— Start PROVIDED ENTRIES —
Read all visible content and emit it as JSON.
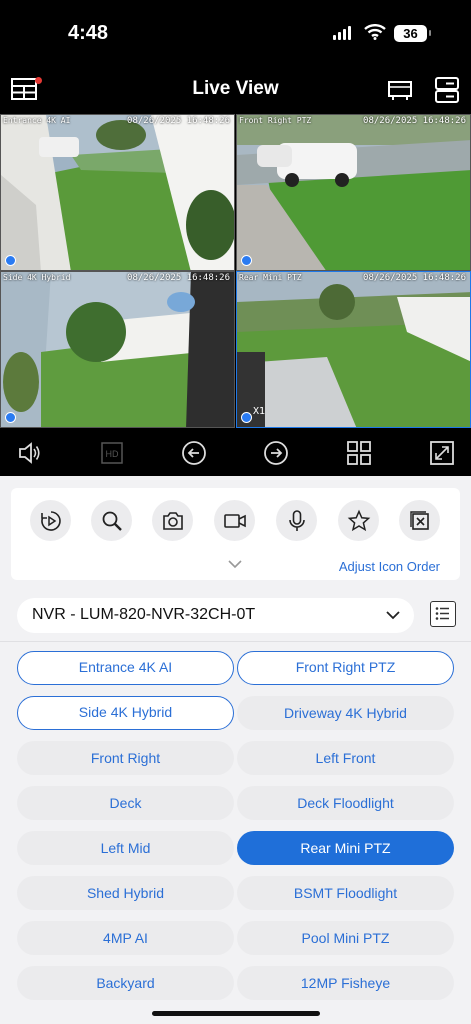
{
  "status": {
    "time": "4:48",
    "battery": "36"
  },
  "header": {
    "title": "Live View"
  },
  "cameras_view": [
    {
      "name": "Entrance 4K AI",
      "timestamp": "08/26/2025 16:48:26",
      "zoom": ""
    },
    {
      "name": "Front Right PTZ",
      "timestamp": "08/26/2025 16:48:26",
      "zoom": ""
    },
    {
      "name": "Side 4K Hybrid",
      "timestamp": "08/26/2025 16:48:26",
      "zoom": ""
    },
    {
      "name": "Rear Mini PTZ",
      "timestamp": "08/26/2025 16:48:26",
      "zoom": "X1"
    }
  ],
  "controls": [
    "speaker-icon",
    "hd-icon",
    "prev-icon",
    "next-icon",
    "grid-layout-icon",
    "fullscreen-icon"
  ],
  "hd_label": "HD",
  "tools": [
    "playback-icon",
    "search-icon",
    "snapshot-icon",
    "record-icon",
    "microphone-icon",
    "favorite-icon",
    "close-all-icon"
  ],
  "adjust_label": "Adjust Icon Order",
  "nvr": {
    "selected": "NVR - LUM-820-NVR-32CH-0T"
  },
  "camera_buttons": [
    {
      "label": "Entrance 4K AI",
      "state": "outline"
    },
    {
      "label": "Front Right PTZ",
      "state": "outline"
    },
    {
      "label": "Side 4K Hybrid",
      "state": "outline"
    },
    {
      "label": "Driveway 4K Hybrid",
      "state": "normal"
    },
    {
      "label": "Front Right",
      "state": "normal"
    },
    {
      "label": "Left Front",
      "state": "normal"
    },
    {
      "label": "Deck",
      "state": "normal"
    },
    {
      "label": "Deck Floodlight",
      "state": "normal"
    },
    {
      "label": "Left Mid",
      "state": "normal"
    },
    {
      "label": "Rear Mini PTZ",
      "state": "active"
    },
    {
      "label": "Shed Hybrid",
      "state": "normal"
    },
    {
      "label": "BSMT Floodlight",
      "state": "normal"
    },
    {
      "label": "4MP AI",
      "state": "normal"
    },
    {
      "label": "Pool Mini PTZ",
      "state": "normal"
    },
    {
      "label": "Backyard",
      "state": "normal"
    },
    {
      "label": "12MP Fisheye",
      "state": "normal"
    }
  ],
  "colors": {
    "accent": "#1f6fd9",
    "link": "#2b6fd6",
    "chip_bg": "#ebebed"
  }
}
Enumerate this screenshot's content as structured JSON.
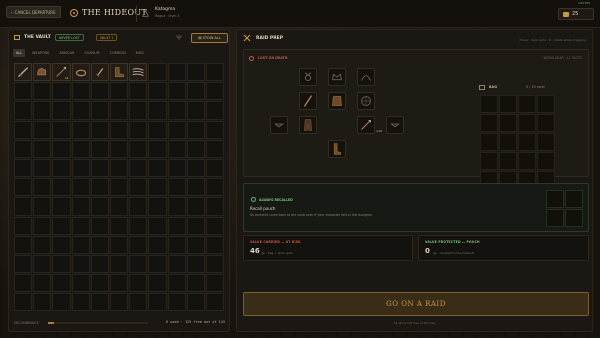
{
  "app": {
    "title": "THE HIDEOUT",
    "latency": "144 FPS"
  },
  "header": {
    "cancel_label": "CANCEL DEPARTURE",
    "character_name": "Katagma",
    "character_sub": "Rogue · level 3",
    "gold": "25"
  },
  "vault": {
    "title": "THE VAULT",
    "badge_green": "NEVER LOST",
    "badge_gold": "VAULT 1",
    "stow_label": "STOW ALL",
    "filters": [
      "ALL",
      "WEAPONS",
      "ARMOUR",
      "CONSUM",
      "COMMON",
      "MISC"
    ],
    "active_filter": "ALL",
    "items": [
      {
        "icon": "sword-icon",
        "qty": ""
      },
      {
        "icon": "gloves-icon",
        "qty": ""
      },
      {
        "icon": "arrow-icon",
        "qty": "x4"
      },
      {
        "icon": "rope-icon",
        "qty": ""
      },
      {
        "icon": "dagger-icon",
        "qty": ""
      },
      {
        "icon": "boots-icon",
        "qty": ""
      },
      {
        "icon": "claws-icon",
        "qty": ""
      }
    ],
    "encumbrance_label": "ENCUMBRANCE",
    "encumbrance_fraction": 0.06,
    "capacity": "6 used · 125 free out of 143"
  },
  "raid": {
    "title": "RAID PREP",
    "hint": "Hover · item slots · R · rotate while dragging",
    "lost_label": "LOST ON DEATH",
    "worn_label": "WORN GEAR · 11 SLOTS",
    "bag_label": "BAG",
    "bag_slots": "0 / 20 slots",
    "ammo_qty": "x10",
    "pouch_label": "ALWAYS RECALLED",
    "pouch_title": "Recall pouch",
    "pouch_desc": "Its contents come back to the vault even if your character falls in the dungeon.",
    "risk_label": "VALUE CARRIED — AT RISK",
    "risk_value": "46",
    "risk_sub": "gp · bag + worn gear",
    "prot_label": "VALUE PROTECTED — POUCH",
    "prot_value": "0",
    "prot_sub": "gp · recalled to the hideout",
    "raid_button": "GO ON A RAID",
    "raid_foot": "All stock left free of the bag"
  },
  "colors": {
    "accent": "#c79b45",
    "danger": "#c45a45",
    "safe": "#7ec27e"
  }
}
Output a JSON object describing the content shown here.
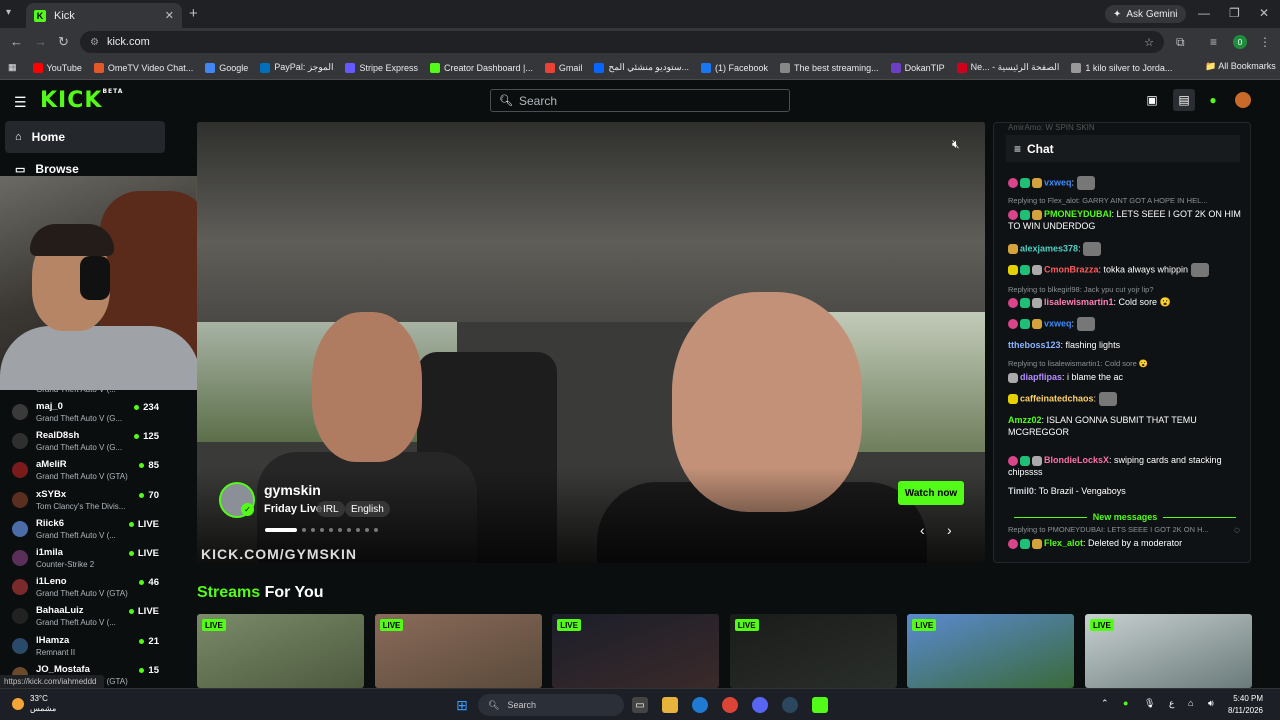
— End PROVIDED ENTRIES —
§ **AIM OF THE TASK**
Copy out the listing exactly as it stands, but not the pictures.

§ **THE RESULT**
Read all visible content and emit it as JSON.
{
  "status": {
    "time": "4:48",
    "battery": "36"
  },
  "header": {
    "title": "Live View"
  },
  "cameras_view": [
    {
      "name": "Entrance 4K AI",
      "timestamp": "08/26/2025 16:48:26",
      "zoom": ""
    },
    {
      "name": "Front Right PTZ",
      "timestamp": "08/26/2025 16:48:26",
      "zoom": ""
    },
    {
      "name": "Side 4K Hybrid",
      "timestamp": "08/26/2025 16:48:26",
      "zoom": ""
    },
    {
      "name": "Rear Mini PTZ",
      "timestamp": "08/26/2025 16:48:26",
      "zoom": "X1"
    }
  ],
  "controls": [
    "speaker-icon",
    "hd-icon",
    "prev-icon",
    "next-icon",
    "grid-layout-icon",
    "fullscreen-icon"
  ],
  "hd_label": "HD",
  "tools": [
    "playback-icon",
    "search-icon",
    "snapshot-icon",
    "record-icon",
    "microphone-icon",
    "favorite-icon",
    "close-all-icon"
  ],
  "adjust_label": "Adjust Icon Order",
  "nvr": {
    "selected": "NVR - LUM-820-NVR-32CH-0T"
  },
  "camera_buttons": [
    {
      "label": "Entrance 4K AI",
      "state": "outline"
    },
    {
      "label": "Front Right PTZ",
      "state": "outline"
    },
    {
      "label": "Side 4K Hybrid",
      "state": "outline"
    },
    {
      "label": "Driveway 4K Hybrid",
      "state": "normal"
    },
    {
      "label": "Front Right",
      "state": "normal"
    },
    {
      "label": "Left Front",
      "state": "normal"
    },
    {
      "label": "Deck",
      "state": "normal"
    },
    {
      "label": "Deck Floodlight",
      "state": "normal"
    },
    {
      "label": "Left Mid",
      "state": "normal"
    },
    {
      "label": "Rear Mini PTZ",
      "state": "active"
    },
    {
      "label": "Shed Hybrid",
      "state": "normal"
    },
    {
      "label": "BSMT Floodlight",
      "state": "normal"
    },
    {
      "label": "4MP AI",
      "state": "normal"
    },
    {
      "label": "Pool Mini PTZ",
      "state": "normal"
    },
    {
      "label": "Backyard",
      "state": "normal"
    },
    {
      "label": "12MP Fisheye",
      "state": "normal"
    }
  ],
  "colors": {
    "accent": "#1f6fd9",
    "link": "#2b6fd6",
    "chip_bg": "#ebebed"
  }
}
Enumerate this screenshot's content as structured JSON.
{
  "app": {
    "title": "THE HIDEOUT",
    "latency": "144 FPS"
  },
  "header": {
    "cancel_label": "CANCEL DEPARTURE",
    "character_name": "Katagma",
    "character_sub": "Rogue · level 3",
    "gold": "25"
  },
  "vault": {
    "title": "THE VAULT",
    "badge_green": "NEVER LOST",
    "badge_gold": "VAULT 1",
    "stow_label": "STOW ALL",
    "filters": [
      "ALL",
      "WEAPONS",
      "ARMOUR",
      "CONSUM",
      "COMMON",
      "MISC"
    ],
    "active_filter": "ALL",
    "items": [
      {
        "icon": "sword-icon",
        "qty": ""
      },
      {
        "icon": "gloves-icon",
        "qty": ""
      },
      {
        "icon": "arrow-icon",
        "qty": "x4"
      },
      {
        "icon": "rope-icon",
        "qty": ""
      },
      {
        "icon": "dagger-icon",
        "qty": ""
      },
      {
        "icon": "boots-icon",
        "qty": ""
      },
      {
        "icon": "claws-icon",
        "qty": ""
      }
    ],
    "encumbrance_label": "ENCUMBRANCE",
    "encumbrance_fraction": 0.06,
    "capacity": "6 used · 125 free out of 143"
  },
  "raid": {
    "title": "RAID PREP",
    "hint": "Hover · item slots · R · rotate while dragging",
    "lost_label": "LOST ON DEATH",
    "worn_label": "WORN GEAR · 11 SLOTS",
    "bag_label": "BAG",
    "bag_slots": "0 / 20 slots",
    "ammo_qty": "x10",
    "pouch_label": "ALWAYS RECALLED",
    "pouch_title": "Recall pouch",
    "pouch_desc": "Its contents come back to the vault even if your character falls in the dungeon.",
    "risk_label": "VALUE CARRIED — AT RISK",
    "risk_value": "46",
    "risk_sub": "gp · bag + worn gear",
    "prot_label": "VALUE PROTECTED — POUCH",
    "prot_value": "0",
    "prot_sub": "gp · recalled to the hideout",
    "raid_button": "GO ON A RAID",
    "raid_foot": "All stock left free of the bag"
  },
  "colors": {
    "accent": "#c79b45",
    "danger": "#c45a45",
    "safe": "#7ec27e"
  }
}
Output a JSON object describing the content shown here.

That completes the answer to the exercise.